--- START ---
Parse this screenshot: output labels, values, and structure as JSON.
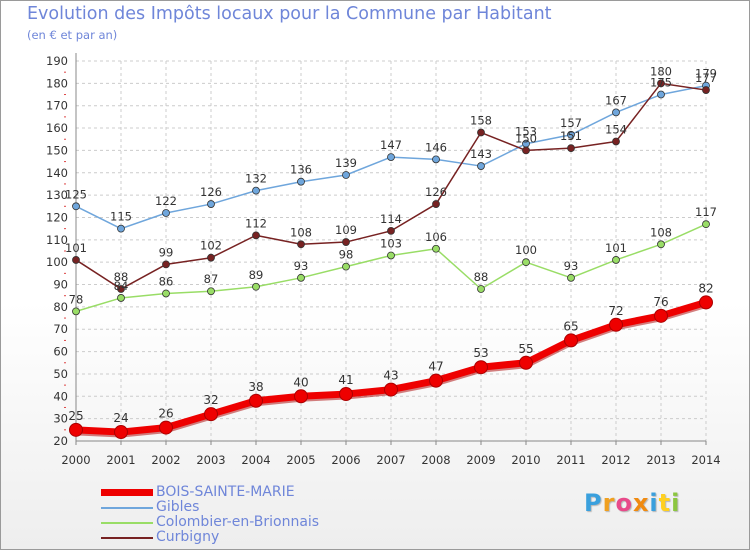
{
  "title": "Evolution des Impôts locaux pour la Commune par Habitant",
  "subtitle": "(en € et par an)",
  "logo": {
    "letters": [
      "P",
      "r",
      "o",
      "x",
      "i",
      "t",
      "i"
    ],
    "colors": [
      "#3aa0dd",
      "#f0a020",
      "#e84a8a",
      "#f08a10",
      "#3aa0dd",
      "#ffd020",
      "#8cc640"
    ]
  },
  "chart_data": {
    "type": "line",
    "title": "Evolution des Impôts locaux pour la Commune par Habitant",
    "subtitle": "(en € et par an)",
    "x": [
      "2000",
      "2001",
      "2002",
      "2003",
      "2004",
      "2005",
      "2006",
      "2007",
      "2008",
      "2009",
      "2010",
      "2011",
      "2012",
      "2013",
      "2014"
    ],
    "ylim": [
      20,
      190
    ],
    "yticks": [
      "20",
      "30",
      "40",
      "50",
      "60",
      "70",
      "80",
      "90",
      "100",
      "110",
      "120",
      "130",
      "140",
      "150",
      "160",
      "170",
      "180",
      "190"
    ],
    "grid": true,
    "legend": "bottom-left",
    "series": [
      {
        "name": "BOIS-SAINTE-MARIE",
        "color": "#ee0000",
        "values": [
          25,
          24,
          26,
          32,
          38,
          40,
          41,
          43,
          47,
          53,
          55,
          65,
          72,
          76,
          82
        ],
        "labels": [
          "25",
          "24",
          "26",
          "32",
          "38",
          "40",
          "41",
          "43",
          "47",
          "53",
          "55",
          "65",
          "72",
          "76",
          "82"
        ]
      },
      {
        "name": "Gibles",
        "color": "#6fa6dc",
        "values": [
          125,
          115,
          122,
          126,
          132,
          136,
          139,
          147,
          146,
          143,
          153,
          157,
          167,
          175,
          179
        ],
        "labels": [
          "125",
          "115",
          "122",
          "126",
          "132",
          "136",
          "139",
          "147",
          "146",
          "143",
          "153",
          "157",
          "167",
          "175",
          "179"
        ]
      },
      {
        "name": "Colombier-en-Brionnais",
        "color": "#99dd66",
        "values": [
          78,
          84,
          86,
          87,
          89,
          93,
          98,
          103,
          106,
          88,
          100,
          93,
          101,
          108,
          117
        ],
        "labels": [
          "78",
          "84",
          "86",
          "87",
          "89",
          "93",
          "98",
          "103",
          "106",
          "88",
          "100",
          "93",
          "101",
          "108",
          "117"
        ]
      },
      {
        "name": "Curbigny",
        "color": "#772222",
        "values": [
          101,
          88,
          99,
          102,
          112,
          108,
          109,
          114,
          126,
          158,
          150,
          151,
          154,
          180,
          177
        ],
        "labels": [
          "101",
          "88",
          "99",
          "102",
          "112",
          "108",
          "109",
          "114",
          "126",
          "158",
          "150",
          "151",
          "154",
          "180",
          "177"
        ]
      }
    ]
  }
}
--- END ---
* **Given request**:
Gather up every line from the listing above in which the word "subtitle" occurs.

* **The output**:
  "subtitle": "(en € et par an)",
    "subtitle": "(en € et par an)",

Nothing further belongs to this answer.